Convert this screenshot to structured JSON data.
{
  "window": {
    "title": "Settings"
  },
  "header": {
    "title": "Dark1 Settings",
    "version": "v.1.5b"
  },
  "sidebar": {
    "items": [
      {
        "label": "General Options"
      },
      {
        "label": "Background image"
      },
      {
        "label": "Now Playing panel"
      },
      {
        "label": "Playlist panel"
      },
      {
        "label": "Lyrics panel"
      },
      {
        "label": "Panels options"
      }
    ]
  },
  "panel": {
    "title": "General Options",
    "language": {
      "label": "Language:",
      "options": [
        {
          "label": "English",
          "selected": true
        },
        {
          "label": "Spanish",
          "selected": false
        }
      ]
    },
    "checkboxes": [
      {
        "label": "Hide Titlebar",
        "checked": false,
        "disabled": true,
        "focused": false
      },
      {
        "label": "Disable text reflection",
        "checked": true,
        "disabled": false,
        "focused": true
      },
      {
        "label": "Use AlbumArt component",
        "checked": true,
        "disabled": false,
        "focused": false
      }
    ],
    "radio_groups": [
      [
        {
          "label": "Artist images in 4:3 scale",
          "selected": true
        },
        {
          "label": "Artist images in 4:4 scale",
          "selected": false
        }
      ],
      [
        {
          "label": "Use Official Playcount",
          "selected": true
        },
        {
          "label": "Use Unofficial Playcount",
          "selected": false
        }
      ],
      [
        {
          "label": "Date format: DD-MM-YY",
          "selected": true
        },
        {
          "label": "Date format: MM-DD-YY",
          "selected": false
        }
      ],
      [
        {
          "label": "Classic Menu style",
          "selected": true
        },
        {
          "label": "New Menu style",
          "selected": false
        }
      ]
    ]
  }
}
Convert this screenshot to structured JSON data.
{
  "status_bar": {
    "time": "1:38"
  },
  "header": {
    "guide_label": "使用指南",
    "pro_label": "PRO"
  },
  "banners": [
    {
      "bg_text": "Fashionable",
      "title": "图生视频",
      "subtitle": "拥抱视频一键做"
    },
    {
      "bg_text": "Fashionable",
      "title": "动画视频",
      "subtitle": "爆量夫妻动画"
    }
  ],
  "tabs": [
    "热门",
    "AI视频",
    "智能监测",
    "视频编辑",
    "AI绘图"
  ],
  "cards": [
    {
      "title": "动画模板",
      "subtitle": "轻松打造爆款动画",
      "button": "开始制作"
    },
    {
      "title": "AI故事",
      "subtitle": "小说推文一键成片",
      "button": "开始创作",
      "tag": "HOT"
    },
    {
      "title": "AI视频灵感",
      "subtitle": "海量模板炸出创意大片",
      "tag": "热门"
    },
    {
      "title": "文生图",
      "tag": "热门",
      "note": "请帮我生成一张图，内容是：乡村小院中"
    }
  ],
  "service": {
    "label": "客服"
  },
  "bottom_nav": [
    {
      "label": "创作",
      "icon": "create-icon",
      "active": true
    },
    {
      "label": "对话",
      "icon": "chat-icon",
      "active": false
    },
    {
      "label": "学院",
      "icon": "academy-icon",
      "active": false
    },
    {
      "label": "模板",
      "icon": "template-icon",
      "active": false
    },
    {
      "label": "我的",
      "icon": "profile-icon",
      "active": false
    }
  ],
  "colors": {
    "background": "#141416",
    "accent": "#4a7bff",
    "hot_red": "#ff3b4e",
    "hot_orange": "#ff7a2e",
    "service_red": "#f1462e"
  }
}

==

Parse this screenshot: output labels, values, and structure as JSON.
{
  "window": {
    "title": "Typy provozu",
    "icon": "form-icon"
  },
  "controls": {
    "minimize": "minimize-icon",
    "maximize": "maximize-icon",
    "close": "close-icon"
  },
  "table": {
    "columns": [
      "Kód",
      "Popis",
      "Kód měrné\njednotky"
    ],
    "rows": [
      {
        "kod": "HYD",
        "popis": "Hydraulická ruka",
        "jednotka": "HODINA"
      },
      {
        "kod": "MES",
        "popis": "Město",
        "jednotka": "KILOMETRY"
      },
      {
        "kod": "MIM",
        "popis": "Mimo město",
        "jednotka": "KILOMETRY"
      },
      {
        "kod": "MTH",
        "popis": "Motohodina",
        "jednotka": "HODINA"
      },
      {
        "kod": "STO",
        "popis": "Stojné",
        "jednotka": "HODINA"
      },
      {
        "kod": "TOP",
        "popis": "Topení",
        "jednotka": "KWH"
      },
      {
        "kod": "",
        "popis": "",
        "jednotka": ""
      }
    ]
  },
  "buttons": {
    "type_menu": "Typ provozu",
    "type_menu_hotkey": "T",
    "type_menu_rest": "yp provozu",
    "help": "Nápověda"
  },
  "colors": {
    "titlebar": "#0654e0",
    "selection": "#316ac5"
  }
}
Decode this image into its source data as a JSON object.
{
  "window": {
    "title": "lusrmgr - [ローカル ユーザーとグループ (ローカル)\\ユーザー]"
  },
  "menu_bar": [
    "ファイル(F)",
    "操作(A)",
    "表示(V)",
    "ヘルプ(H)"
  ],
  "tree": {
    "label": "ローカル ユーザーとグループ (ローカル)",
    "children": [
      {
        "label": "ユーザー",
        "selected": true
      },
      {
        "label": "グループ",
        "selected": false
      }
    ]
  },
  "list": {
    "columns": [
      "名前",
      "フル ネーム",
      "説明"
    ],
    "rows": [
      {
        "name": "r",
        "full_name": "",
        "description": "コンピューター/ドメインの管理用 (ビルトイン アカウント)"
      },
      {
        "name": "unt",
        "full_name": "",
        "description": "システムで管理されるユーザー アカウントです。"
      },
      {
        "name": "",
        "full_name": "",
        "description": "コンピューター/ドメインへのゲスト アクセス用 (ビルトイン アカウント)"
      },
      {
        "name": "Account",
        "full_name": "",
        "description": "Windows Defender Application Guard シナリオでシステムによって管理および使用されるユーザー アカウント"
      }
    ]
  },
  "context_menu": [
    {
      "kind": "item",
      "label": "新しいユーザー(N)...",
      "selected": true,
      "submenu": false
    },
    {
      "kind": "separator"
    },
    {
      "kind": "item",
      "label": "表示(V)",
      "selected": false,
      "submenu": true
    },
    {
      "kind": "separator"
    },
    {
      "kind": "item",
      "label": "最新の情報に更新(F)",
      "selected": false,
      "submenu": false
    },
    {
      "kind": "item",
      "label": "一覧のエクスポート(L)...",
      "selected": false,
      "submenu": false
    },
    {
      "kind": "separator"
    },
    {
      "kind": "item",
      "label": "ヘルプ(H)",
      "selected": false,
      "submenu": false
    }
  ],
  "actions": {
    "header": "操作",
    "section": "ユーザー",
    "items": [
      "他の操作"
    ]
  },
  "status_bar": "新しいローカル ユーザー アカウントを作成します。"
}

* * *

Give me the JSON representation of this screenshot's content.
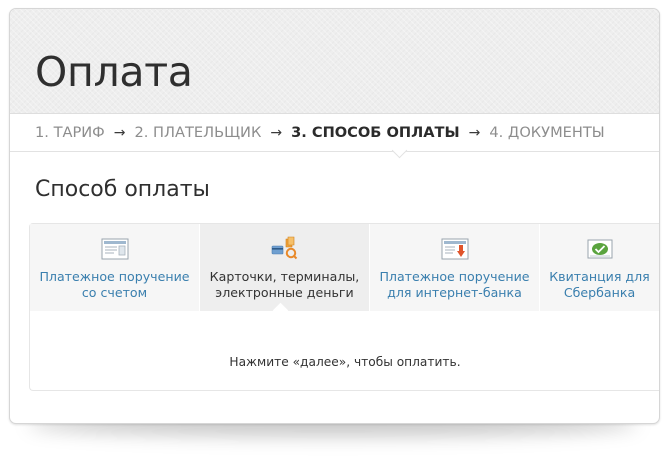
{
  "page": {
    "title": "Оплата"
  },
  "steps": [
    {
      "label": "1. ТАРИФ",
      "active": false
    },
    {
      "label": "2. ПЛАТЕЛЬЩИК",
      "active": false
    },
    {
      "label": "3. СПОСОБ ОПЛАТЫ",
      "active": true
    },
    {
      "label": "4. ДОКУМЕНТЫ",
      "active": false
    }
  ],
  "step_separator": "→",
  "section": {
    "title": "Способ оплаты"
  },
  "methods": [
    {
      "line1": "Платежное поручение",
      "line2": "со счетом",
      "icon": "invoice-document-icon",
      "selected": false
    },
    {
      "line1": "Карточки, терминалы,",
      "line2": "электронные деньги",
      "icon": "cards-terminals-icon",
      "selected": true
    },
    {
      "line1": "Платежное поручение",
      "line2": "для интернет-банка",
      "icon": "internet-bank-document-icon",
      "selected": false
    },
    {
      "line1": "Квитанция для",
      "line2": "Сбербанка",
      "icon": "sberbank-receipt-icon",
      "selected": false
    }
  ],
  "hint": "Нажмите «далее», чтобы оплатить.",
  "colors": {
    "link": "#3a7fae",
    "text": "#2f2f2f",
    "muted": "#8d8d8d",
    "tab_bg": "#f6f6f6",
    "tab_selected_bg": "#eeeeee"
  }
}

Instructions to follow: Only a number is needed: how many lines of the material above contain "コンピューター"?

Answer to the exercise: 2